## Start DATA SUPPLIED

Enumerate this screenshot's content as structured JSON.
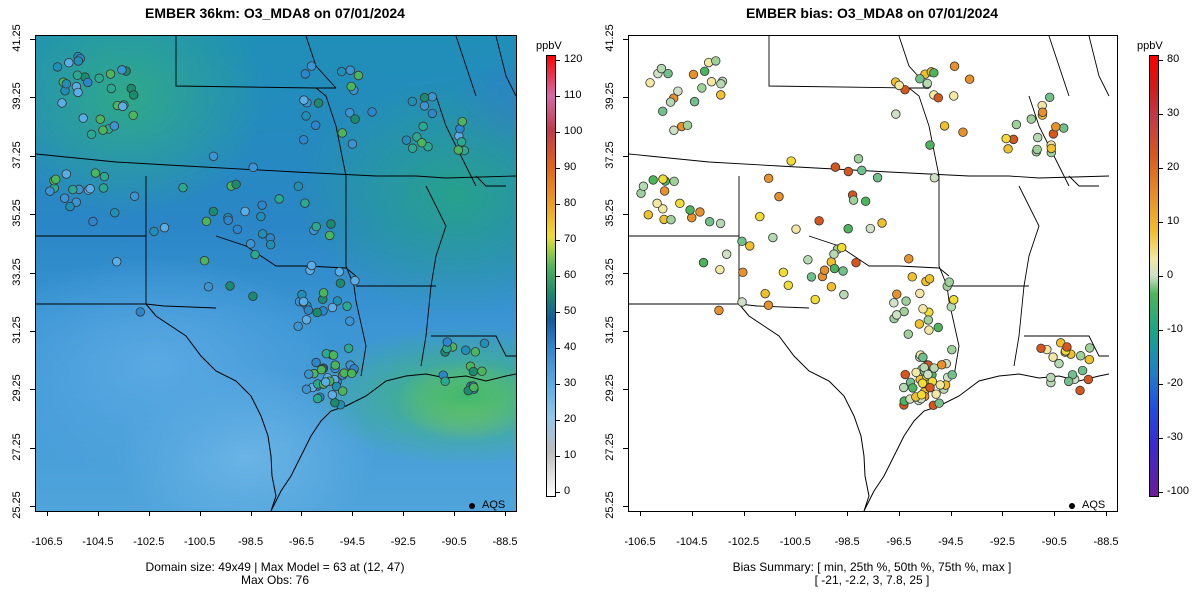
{
  "left_panel": {
    "title": "EMBER 36km: O3_MDA8 on 07/01/2024",
    "footer_line1": "Domain size: 49x49 | Max Model = 63 at (12, 47)",
    "footer_line2": "Max Obs: 76",
    "colorbar_unit": "ppbV",
    "colorbar_ticks": [
      "0",
      "10",
      "20",
      "30",
      "40",
      "50",
      "60",
      "70",
      "80",
      "90",
      "100",
      "110",
      "120"
    ]
  },
  "right_panel": {
    "title": "EMBER bias: O3_MDA8 on 07/01/2024",
    "footer_line1": "Bias Summary: [ min, 25th %, 50th %, 75th %, max ]",
    "footer_line2": "[ -21,   -2.2,   3,   7.8,   25 ]",
    "colorbar_unit": "ppbV",
    "colorbar_ticks": [
      "-100",
      "-30",
      "-20",
      "-10",
      "0",
      "10",
      "20",
      "30",
      "80"
    ]
  },
  "axes": {
    "x_ticks": [
      "-106.5",
      "-104.5",
      "-102.5",
      "-100.5",
      "-98.5",
      "-96.5",
      "-94.5",
      "-92.5",
      "-90.5",
      "-88.5"
    ],
    "y_ticks": [
      "41.25",
      "39.25",
      "37.25",
      "35.25",
      "33.25",
      "31.25",
      "29.25",
      "27.25",
      "25.25"
    ]
  },
  "legend": {
    "label": "AQS"
  },
  "colors": {
    "border": "#000000",
    "obs_outline": "#333333"
  }
}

## End DATA SUPPLIED

◆ TASK DESCRIPTION ◆
Above are the records. Copy every line in them holding "title".

◆ EXERCISE RESPONSE ◆
    "title": "EMBER 36km: O3_MDA8 on 07/01/2024",
    "title": "EMBER bias: O3_MDA8 on 07/01/2024",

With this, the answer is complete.